**Records for this task**

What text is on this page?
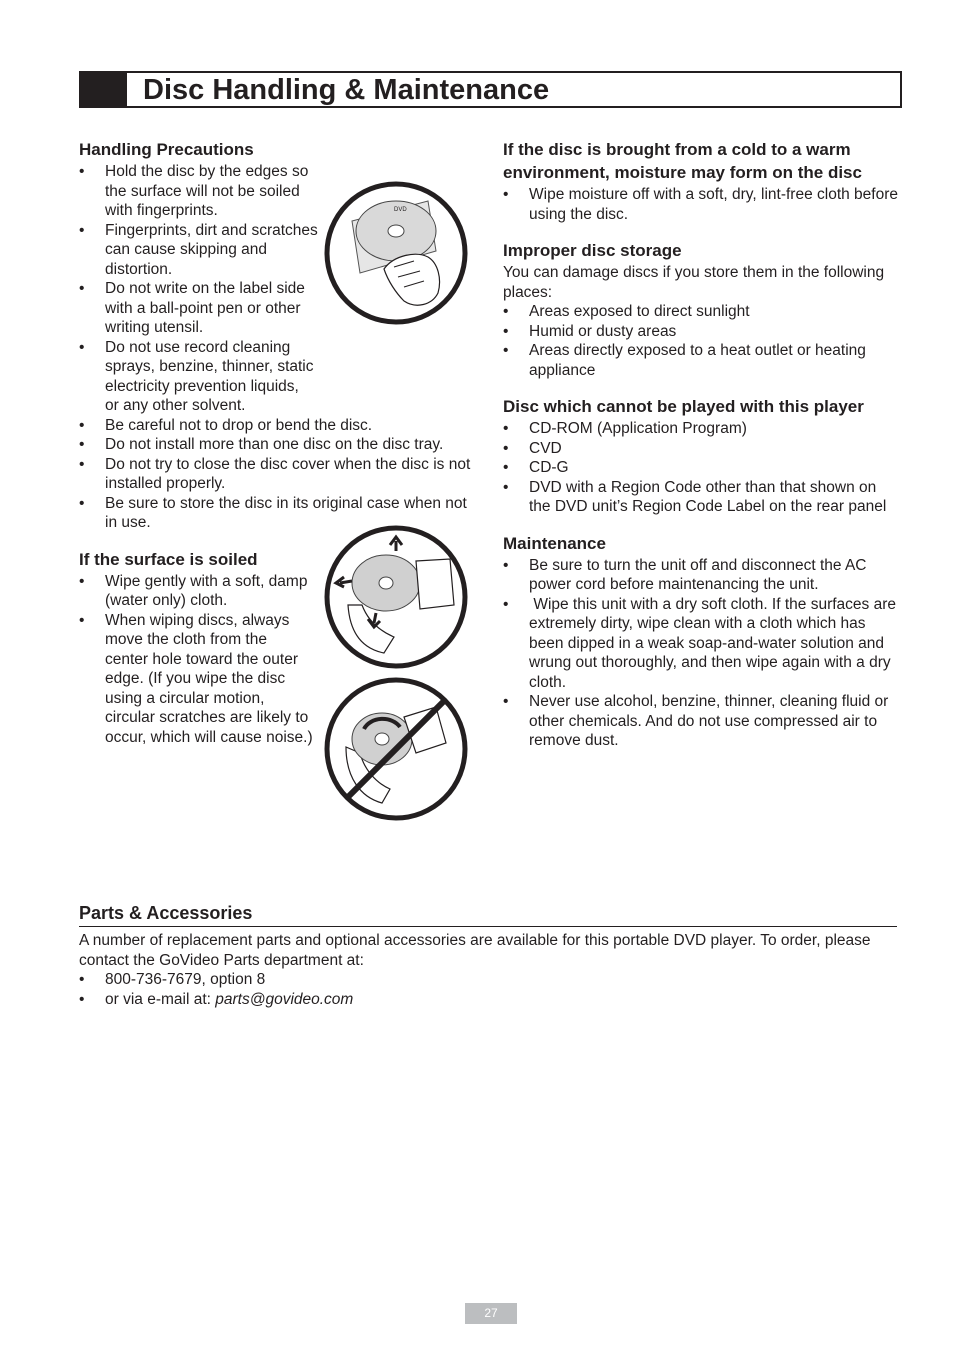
Disc Handling & Maintenance
Handling Precautions
• Hold the disc by the edges so the surface will not be soiled with fingerprints.
• Fingerprints, dirt and scratches can cause skipping and distortion.
• Do not write on the label side with a ball-point pen or other writing utensil.
• Do not use record cleaning sprays, benzine, thinner, static electricity prevention liquids, or any other solvent.
• Be careful not to drop or bend the disc.
• Do not install more than one disc on the disc tray.
• Do not try to close the disc cover when the disc is not installed properly.
• Be sure to store the disc in its original case when not in use.
If the surface is soiled
• Wipe gently with a soft, damp (water only) cloth.
• When wiping discs, always move the cloth from the center hole toward the outer edge. (If you wipe the disc using a circular motion, circular scratches are likely to occur, which will cause noise.)
DVD
If the disc is brought from a cold to a warm environment, moisture may form on the disc
• Wipe moisture off with a soft, dry, lint-free cloth before using the disc.
Improper disc storage

You can damage discs if you store them in the following places:

• Areas exposed to direct sunlight
• Humid or dusty areas
• Areas directly exposed to a heat outlet or heating appliance
Disc which cannot be played with this player
• CD-ROM (Application Program)
• CVD
• CD-G
• DVD with a Region Code other than that shown on the DVD unit’s Region Code Label on the rear panel
Maintenance
• Be sure to turn the unit off and disconnect the AC power cord before maintenancing the unit.
•  Wipe this unit with a dry soft cloth. If the surfaces are extremely dirty, wipe clean with a cloth which has been dipped in a weak soap-and-water solution and wrung out thoroughly, and then wipe again with a dry cloth.
• Never use alcohol, benzine, thinner, cleaning fluid or other chemicals. And do not use compressed air to remove dust.
Parts & Accessories

A number of replacement parts and optional accessories are available for this portable DVD player. To order, please contact the GoVideo Parts department at:

• 800-736-7679, option 8
• or via e-mail at: parts@govideo.com
27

**Task directions**
In the records above, how many lines include the string "cleaning"? Answer with only the number.

**Answer for the task**
2